**Provided text:**

-- START --

Henri Jean Charles Eugène Denis (10 September 1877 – 19 January 1957) was a lieutenant general in the Belgian Army who served as Minister of National Defence at the beginning of the Second World War.

==Career==
Denis was born in Marbais on 10 September 1877. He enrolled in the Royal Military Academy in 1895 and in 1905 became second lieutenant in an artillery regiment. He was promoted to lieutenant in 1906, adjutant to the General Staff in 1907, junior captain in 1912, full captain in May 1914. On 1 August 1914 he was assigned to the staff of the 18th Mixed Brigade. On 22 October 1914 he was removed from active duty after an accident and attached to the Ministry of War in the Belgian government in exile at Le Havre. In May 1915, at his own request, he returned to active duty on the Yser Front. In February 1917 he was appointed commissioner of the military railways, becoming a logistics specialist, and he was promoted to major on 26 September the same year. From 1920 he served on the logistics division of the General Staff. He became a lieutenant colonel in 1922, full colonel in 1927, major general in 1931 and lieutenant general in 1934.

Denis was appointed Minister of National Defence in the government that took office under Paul-Emile Janson on 23 November 1937, and retained the position in the administrations headed by Paul-Henri Spaak and Hubert Pierlot in the run-up to the Second World War. He was among the four members of the government who met with King Leopold III at Wijnendale Castle on 25 May 1940 and failed to convince the monarch to follow the government into exile in France. He himself, aged 63, resigned from the Belgian government in exile when it relocated to London in October 1940, opting to remain in retirement in Vichy France. In 1943 he moved to Switzerland. He died in Saint-Gilles (Brussels) on 19 January 1957, aged 79.

==Publications==
- "Les Chemins de fer de campagne de l'armée belge pendant la guerre de 1914-1918", Bulletin belge des sciences militaires, 1:5 (1920), pp. 305-319; 2:2 (1921), pp. 105-116.

-- END --

**Given information:**
-- START --

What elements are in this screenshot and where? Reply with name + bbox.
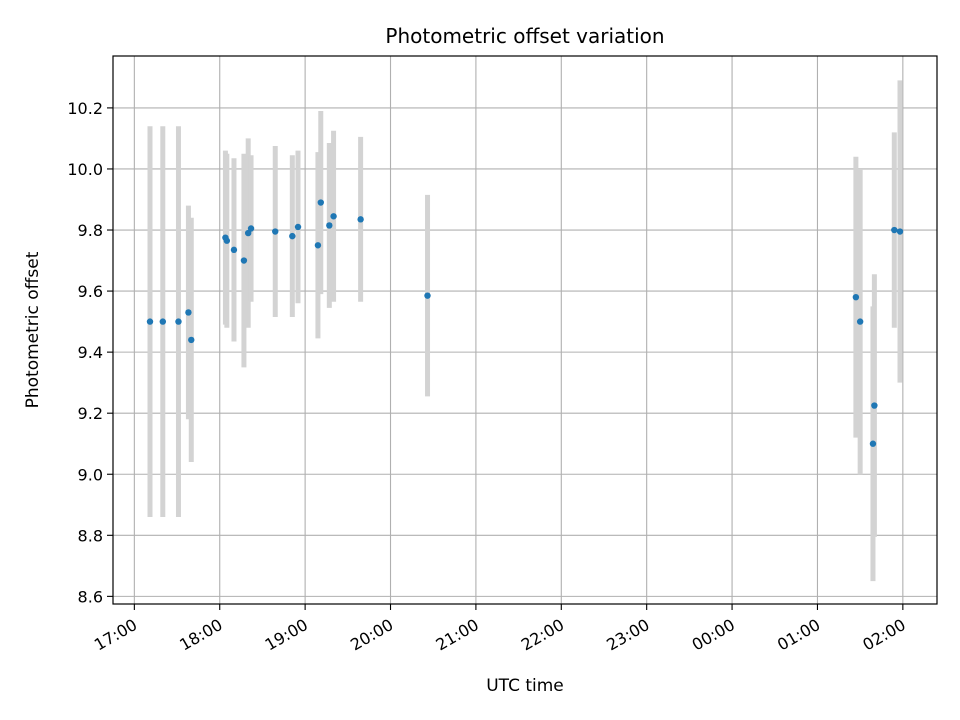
data-point [871,402,878,409]
data-point [244,229,252,237]
y-tick-label: 8.6 [78,587,103,606]
data-point [317,199,324,206]
data-point [159,318,167,325]
data-point [175,318,182,325]
y-tick-label: 9.4 [78,343,103,362]
data-point [272,228,279,235]
x-axis-title: UTC time [486,676,564,696]
data-point [869,440,877,447]
data-point [188,336,195,344]
data-point [247,225,255,232]
y-axis-title: Photometric offset [23,251,43,408]
data-point [330,213,337,220]
data-point [856,318,864,325]
y-tick-label: 9.0 [78,465,103,484]
data-point [289,232,296,240]
data-point [185,309,192,316]
y-tick-label: 9.6 [78,282,103,301]
data-point [146,318,154,325]
y-tick-label: 10.0 [67,160,103,179]
data-point [357,216,364,223]
chart-title: Photometric offset variation [385,24,664,48]
y-tick-label: 8.8 [78,526,103,545]
data-point [240,257,248,264]
y-tick-label: 9.8 [78,221,103,240]
data-point [294,223,302,231]
data-point [852,293,860,301]
data-point [424,292,431,299]
data-point [896,228,904,235]
plot-frame [112,55,938,605]
data-points [146,199,904,447]
grid [113,56,937,604]
data-point [223,237,231,244]
data-point [891,226,898,234]
y-tick-label: 10.2 [67,99,103,118]
data-point [230,246,238,254]
y-axis-ticks: 8.6 8.8 9.0 9.2 9.4 9.6 9.8 10.0 10.2 [67,99,113,606]
data-point [326,222,333,229]
y-tick-label: 9.2 [78,404,103,423]
data-point [314,242,322,249]
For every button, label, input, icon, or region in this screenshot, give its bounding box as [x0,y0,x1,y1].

-- END --

Copy the text about Henri Denis from the words "Denis was appointed" through the words "1957, aged 79.", substituting "lead-up" for "run-up".

**Exercise output:**
Denis was appointed Minister of National Defence in the government that took office under Paul-Emile Janson on 23 November 1937, and retained the position in the administrations headed by Paul-Henri Spaak and Hubert Pierlot in the lead-up to the Second World War. He was among the four members of the government who met with King Leopold III at Wijnendale Castle on 25 May 1940 and failed to convince the monarch to follow the government into exile in France. He himself, aged 63, resigned from the Belgian government in exile when it relocated to London in October 1940, opting to remain in retirement in Vichy France. In 1943 he moved to Switzerland. He died in Saint-Gilles (Brussels) on 19 January 1957, aged 79.